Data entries
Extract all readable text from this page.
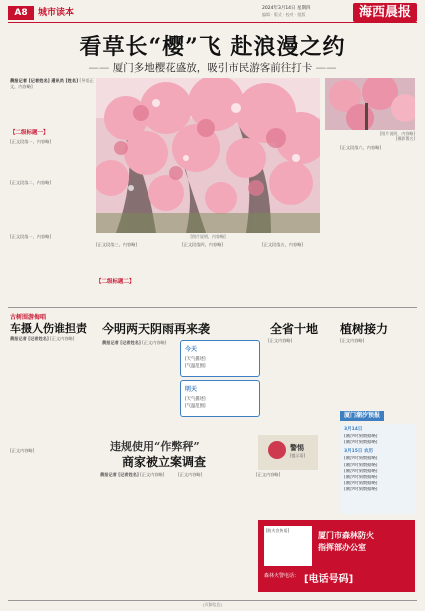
A8	城市读本	2024年3月14日 星期四
编辑 · 版式 · 校对 · 组版	海西晨报
看草长“樱”飞 赴浪漫之约
—— 厦门多地樱花盛放，吸引市民游客前往打卡 ——
晨报记者 [记者姓名] 通讯员 [姓名] [导语正文，内容略]
【二级标题一】
[正文段落一，内容略]
[正文段落二，内容略]
[图片说明，内容略]
[图片说明，内容略]
[摄影署名]
[正文段落三，内容略]
【二级标题二】
[正文段落四，内容略]	[正文段落五，内容略]
[正文段落六，内容略]
[正文段落一，内容略]
古树围游侮唱
车摄人伤谁担责
晨报记者 [记者姓名] [正文内容略]
[正文内容略]
今明两天阴雨再来袭
晨报记者 [记者姓名] [正文内容略]
今天
[天气描述]
[气温范围]
明天
[天气描述]
[气温范围]
全省十地
[正文内容略]
植树接力
[正文内容略]
违规使用“作弊秤”
商家被立案调查
晨报记者 [记者姓名] [正文内容略]	[正文内容略]	[正文内容略]
警惕
[提示语]
厦门潮汐预报
3月14日
[潮汐时刻数据略]
[潮汐时刻数据略]
3月15日 农历
[潮汐时刻数据略]
[潮汐时刻数据略]
[潮汐时刻数据略]
[潮汐时刻数据略]
[潮汐时刻数据略]
[潮汐时刻数据略]
[防火宣传语]
厦门市森林防火
指挥部办公室
森林火警电话： [电话号码]
[页脚信息]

Task - Without the pictures, output the full listing exactly as it stands.

Complete answer -
Extract all readable text from this page.
A8	城市读本	2024年3月14日 星期四
编辑 · 版式 · 校对 · 组版	海西晨报
看草长“樱”飞 赴浪漫之约
—— 厦门多地樱花盛放，吸引市民游客前往打卡 ——
晨报记者 [记者姓名] 通讯员 [姓名] [导语正文，内容略]
【二级标题一】
[正文段落一，内容略]
[正文段落二，内容略]
[图片说明，内容略]
[图片说明，内容略]
[摄影署名]
[正文段落三，内容略]
【二级标题二】
[正文段落四，内容略]	[正文段落五，内容略]
[正文段落六，内容略]
[正文段落一，内容略]
古树围游侮唱
车摄人伤谁担责
晨报记者 [记者姓名] [正文内容略]
[正文内容略]
今明两天阴雨再来袭
晨报记者 [记者姓名] [正文内容略]
今天
[天气描述]
[气温范围]
明天
[天气描述]
[气温范围]
全省十地
[正文内容略]
植树接力
[正文内容略]
违规使用“作弊秤”
商家被立案调查
晨报记者 [记者姓名] [正文内容略]	[正文内容略]	[正文内容略]
警惕
[提示语]
厦门潮汐预报
3月14日
[潮汐时刻数据略]
[潮汐时刻数据略]
3月15日 农历
[潮汐时刻数据略]
[潮汐时刻数据略]
[潮汐时刻数据略]
[潮汐时刻数据略]
[潮汐时刻数据略]
[潮汐时刻数据略]
[防火宣传语]
厦门市森林防火
指挥部办公室
森林火警电话： [电话号码]
[页脚信息]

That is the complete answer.